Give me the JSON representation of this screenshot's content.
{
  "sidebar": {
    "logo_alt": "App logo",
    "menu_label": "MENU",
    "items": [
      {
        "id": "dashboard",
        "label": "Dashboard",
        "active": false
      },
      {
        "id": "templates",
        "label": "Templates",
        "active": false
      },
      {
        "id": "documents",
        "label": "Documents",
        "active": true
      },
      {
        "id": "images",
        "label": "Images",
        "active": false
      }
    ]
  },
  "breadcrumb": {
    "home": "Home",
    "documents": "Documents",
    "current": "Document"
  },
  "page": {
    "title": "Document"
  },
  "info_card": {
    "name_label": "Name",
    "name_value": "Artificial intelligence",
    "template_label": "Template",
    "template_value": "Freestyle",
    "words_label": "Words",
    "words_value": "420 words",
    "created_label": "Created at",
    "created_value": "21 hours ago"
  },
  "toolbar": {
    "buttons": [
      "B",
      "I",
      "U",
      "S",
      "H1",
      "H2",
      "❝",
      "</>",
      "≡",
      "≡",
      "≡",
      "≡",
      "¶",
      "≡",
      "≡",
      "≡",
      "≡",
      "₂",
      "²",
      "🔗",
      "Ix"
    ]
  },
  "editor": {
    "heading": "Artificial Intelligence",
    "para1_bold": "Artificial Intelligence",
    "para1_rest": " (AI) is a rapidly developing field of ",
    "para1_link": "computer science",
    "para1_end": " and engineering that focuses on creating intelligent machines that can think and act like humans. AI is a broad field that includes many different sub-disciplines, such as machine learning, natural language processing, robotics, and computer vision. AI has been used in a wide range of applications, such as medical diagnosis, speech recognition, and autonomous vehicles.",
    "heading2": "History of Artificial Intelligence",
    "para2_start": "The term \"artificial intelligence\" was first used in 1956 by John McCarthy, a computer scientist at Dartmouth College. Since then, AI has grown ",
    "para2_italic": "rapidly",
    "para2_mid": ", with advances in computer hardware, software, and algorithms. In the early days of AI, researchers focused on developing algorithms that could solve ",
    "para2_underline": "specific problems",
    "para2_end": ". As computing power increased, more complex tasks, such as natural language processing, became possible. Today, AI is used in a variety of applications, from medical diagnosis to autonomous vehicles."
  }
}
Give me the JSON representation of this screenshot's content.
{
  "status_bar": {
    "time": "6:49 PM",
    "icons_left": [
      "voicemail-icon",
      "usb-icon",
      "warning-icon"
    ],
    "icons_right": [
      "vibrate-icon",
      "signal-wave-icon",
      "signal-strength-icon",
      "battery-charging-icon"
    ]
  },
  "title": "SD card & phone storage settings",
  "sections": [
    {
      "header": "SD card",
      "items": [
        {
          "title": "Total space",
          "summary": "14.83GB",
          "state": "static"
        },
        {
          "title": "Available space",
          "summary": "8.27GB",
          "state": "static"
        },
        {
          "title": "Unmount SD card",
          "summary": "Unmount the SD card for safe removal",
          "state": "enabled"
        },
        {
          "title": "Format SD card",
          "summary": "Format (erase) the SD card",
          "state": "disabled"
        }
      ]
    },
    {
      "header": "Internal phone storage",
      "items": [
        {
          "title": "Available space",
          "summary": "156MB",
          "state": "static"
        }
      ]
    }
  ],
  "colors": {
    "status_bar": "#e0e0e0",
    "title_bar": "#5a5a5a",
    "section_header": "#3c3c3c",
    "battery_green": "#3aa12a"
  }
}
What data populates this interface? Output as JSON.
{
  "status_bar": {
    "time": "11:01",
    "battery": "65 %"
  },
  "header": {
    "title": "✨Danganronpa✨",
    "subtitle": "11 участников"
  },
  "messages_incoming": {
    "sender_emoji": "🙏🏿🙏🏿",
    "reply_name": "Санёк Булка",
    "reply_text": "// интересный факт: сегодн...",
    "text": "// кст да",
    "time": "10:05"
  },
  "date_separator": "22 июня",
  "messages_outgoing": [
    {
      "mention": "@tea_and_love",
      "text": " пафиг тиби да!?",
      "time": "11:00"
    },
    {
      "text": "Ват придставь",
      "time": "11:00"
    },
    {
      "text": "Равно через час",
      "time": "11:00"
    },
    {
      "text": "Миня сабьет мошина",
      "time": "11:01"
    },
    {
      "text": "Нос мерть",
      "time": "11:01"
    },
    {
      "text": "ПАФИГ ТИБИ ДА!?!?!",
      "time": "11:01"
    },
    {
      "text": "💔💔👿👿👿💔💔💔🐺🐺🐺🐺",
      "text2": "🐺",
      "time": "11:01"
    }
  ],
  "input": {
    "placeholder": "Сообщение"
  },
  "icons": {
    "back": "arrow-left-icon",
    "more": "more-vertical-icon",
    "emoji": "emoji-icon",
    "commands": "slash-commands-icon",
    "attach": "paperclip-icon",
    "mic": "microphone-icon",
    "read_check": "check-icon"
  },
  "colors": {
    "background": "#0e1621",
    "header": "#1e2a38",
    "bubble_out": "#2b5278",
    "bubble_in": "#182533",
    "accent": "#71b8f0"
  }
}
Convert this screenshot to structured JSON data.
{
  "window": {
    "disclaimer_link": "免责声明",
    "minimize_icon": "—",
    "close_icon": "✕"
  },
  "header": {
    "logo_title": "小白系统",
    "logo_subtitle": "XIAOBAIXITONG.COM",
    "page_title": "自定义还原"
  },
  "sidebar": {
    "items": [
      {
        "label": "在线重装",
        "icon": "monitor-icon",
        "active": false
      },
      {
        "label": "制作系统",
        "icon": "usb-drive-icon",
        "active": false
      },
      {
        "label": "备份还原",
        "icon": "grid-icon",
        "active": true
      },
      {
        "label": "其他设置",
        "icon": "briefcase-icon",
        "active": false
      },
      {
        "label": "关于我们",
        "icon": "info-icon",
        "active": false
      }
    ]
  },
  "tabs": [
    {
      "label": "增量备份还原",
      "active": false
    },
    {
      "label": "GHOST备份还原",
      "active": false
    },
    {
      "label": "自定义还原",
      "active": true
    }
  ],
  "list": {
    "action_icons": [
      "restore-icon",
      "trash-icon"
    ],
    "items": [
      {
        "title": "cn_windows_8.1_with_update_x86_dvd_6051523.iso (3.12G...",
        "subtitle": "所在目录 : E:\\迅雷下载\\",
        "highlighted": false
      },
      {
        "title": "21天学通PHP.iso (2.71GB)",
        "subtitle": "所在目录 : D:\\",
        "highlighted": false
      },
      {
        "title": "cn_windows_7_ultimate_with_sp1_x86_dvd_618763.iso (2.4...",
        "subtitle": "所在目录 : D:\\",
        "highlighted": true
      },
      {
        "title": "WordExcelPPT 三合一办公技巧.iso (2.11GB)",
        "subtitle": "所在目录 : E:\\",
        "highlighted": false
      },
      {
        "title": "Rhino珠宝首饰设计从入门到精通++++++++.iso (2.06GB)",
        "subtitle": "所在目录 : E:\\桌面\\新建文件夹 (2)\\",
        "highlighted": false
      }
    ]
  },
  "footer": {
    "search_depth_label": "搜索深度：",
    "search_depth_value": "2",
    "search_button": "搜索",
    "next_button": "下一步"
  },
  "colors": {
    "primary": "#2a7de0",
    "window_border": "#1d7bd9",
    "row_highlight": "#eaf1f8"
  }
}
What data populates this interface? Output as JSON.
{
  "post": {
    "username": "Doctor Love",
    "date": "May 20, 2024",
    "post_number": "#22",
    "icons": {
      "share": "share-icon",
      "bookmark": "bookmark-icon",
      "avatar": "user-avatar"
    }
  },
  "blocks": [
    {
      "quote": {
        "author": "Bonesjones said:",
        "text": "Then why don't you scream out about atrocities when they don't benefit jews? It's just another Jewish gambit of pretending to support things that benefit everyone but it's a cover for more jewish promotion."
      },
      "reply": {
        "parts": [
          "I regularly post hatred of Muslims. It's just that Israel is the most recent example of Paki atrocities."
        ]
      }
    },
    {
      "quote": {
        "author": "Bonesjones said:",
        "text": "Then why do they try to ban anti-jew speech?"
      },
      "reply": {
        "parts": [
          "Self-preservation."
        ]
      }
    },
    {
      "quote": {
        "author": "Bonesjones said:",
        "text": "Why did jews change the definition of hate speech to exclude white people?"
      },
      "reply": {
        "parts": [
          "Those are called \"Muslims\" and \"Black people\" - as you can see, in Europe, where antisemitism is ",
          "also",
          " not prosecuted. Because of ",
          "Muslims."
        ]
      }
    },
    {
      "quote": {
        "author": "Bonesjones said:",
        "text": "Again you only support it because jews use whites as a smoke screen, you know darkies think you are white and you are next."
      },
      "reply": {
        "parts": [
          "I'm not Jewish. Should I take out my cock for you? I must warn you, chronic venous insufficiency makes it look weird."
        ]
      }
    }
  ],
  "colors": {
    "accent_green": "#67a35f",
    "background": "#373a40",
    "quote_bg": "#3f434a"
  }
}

- - -

• **AIM**
Return from the data every line that holds "signal".

• **TASK RESPONSE**
      "signal-wave-icon",
      "signal-strength-icon",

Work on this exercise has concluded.